TASK PROMPT
Give nothing except the number of lines containing the word "radier".

MATERIAL SHOWN
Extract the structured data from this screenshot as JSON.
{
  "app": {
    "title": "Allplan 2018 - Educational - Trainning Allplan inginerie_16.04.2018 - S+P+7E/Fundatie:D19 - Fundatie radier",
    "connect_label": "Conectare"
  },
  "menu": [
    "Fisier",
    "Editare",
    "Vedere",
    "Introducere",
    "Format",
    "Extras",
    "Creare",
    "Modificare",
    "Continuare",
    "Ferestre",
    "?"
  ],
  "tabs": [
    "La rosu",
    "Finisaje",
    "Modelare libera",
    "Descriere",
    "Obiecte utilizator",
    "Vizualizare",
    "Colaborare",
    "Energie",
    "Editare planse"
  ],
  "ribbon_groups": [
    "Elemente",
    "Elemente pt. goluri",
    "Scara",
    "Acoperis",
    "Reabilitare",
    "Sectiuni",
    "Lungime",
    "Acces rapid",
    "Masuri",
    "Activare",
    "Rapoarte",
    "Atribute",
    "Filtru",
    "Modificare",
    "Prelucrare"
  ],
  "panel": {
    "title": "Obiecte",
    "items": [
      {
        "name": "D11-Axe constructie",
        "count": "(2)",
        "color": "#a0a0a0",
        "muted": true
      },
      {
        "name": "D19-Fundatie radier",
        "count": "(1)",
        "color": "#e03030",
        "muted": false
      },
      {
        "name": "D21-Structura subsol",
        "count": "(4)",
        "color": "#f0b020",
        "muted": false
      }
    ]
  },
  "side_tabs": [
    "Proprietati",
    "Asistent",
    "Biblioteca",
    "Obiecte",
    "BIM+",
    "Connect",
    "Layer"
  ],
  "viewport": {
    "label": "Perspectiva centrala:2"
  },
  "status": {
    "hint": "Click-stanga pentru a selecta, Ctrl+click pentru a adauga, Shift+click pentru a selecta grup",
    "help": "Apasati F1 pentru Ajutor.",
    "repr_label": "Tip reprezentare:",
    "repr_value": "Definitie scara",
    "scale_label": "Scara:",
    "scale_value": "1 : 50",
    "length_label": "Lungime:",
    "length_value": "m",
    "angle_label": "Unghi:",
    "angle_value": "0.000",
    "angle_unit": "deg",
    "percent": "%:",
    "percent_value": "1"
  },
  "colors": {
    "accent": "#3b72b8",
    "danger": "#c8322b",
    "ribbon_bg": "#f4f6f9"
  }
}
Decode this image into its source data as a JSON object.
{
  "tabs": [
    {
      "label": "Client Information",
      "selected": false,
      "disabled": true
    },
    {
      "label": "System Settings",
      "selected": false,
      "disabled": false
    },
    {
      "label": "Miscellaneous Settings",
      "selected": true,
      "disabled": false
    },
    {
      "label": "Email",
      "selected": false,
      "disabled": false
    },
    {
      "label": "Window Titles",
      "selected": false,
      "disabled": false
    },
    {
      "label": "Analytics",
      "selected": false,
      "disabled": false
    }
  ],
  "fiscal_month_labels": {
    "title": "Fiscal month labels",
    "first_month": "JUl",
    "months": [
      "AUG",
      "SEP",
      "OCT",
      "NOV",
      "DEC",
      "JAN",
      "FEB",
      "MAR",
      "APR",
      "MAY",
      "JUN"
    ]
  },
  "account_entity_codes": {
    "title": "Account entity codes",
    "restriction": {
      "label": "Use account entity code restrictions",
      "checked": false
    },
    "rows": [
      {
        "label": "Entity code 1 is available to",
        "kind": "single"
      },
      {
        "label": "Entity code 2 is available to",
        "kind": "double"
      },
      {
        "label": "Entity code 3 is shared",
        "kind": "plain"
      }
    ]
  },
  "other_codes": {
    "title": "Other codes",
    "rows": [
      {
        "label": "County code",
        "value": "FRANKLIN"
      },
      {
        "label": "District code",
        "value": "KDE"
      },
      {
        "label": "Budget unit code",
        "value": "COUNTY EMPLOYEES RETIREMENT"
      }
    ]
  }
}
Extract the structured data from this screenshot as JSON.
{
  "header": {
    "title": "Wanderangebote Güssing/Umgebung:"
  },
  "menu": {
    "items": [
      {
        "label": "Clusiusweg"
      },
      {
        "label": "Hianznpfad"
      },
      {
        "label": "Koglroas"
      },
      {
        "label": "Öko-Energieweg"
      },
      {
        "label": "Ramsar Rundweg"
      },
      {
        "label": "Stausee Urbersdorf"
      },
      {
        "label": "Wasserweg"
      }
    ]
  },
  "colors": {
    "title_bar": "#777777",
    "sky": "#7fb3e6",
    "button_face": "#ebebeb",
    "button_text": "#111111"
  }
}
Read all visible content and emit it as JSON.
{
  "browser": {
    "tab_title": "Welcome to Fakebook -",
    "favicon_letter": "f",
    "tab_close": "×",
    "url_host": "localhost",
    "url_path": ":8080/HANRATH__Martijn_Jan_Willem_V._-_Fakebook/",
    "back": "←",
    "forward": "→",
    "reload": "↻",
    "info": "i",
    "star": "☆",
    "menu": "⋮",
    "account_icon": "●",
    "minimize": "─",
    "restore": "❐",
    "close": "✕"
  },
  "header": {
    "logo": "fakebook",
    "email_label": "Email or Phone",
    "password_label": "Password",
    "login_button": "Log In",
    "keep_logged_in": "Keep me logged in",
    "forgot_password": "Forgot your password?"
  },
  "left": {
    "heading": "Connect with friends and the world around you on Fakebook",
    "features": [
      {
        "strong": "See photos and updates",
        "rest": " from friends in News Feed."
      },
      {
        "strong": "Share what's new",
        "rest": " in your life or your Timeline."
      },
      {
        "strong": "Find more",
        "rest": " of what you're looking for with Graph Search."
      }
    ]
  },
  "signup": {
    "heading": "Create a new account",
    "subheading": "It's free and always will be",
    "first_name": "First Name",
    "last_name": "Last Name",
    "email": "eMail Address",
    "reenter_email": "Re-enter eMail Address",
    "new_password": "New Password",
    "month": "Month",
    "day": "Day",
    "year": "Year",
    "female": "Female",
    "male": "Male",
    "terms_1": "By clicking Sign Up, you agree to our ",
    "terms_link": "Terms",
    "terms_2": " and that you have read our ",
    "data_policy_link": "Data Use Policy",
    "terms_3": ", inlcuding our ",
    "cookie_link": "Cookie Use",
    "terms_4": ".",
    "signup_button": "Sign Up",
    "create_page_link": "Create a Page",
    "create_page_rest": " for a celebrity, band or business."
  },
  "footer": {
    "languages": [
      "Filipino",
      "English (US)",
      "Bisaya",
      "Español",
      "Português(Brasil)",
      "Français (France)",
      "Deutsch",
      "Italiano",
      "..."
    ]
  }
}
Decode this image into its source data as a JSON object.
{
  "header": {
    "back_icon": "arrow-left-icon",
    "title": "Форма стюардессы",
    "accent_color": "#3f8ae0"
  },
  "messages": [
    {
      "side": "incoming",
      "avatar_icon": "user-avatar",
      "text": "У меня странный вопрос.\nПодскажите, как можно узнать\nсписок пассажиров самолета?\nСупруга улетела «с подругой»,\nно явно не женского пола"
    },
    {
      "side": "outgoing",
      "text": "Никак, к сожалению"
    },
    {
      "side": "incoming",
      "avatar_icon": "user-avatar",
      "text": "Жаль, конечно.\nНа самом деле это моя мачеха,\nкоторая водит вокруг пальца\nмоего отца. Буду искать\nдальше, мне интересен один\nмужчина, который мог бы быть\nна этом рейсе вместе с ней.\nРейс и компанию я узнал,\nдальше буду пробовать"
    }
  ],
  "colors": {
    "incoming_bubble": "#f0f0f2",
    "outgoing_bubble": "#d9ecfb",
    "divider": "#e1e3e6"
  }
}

RESULT
2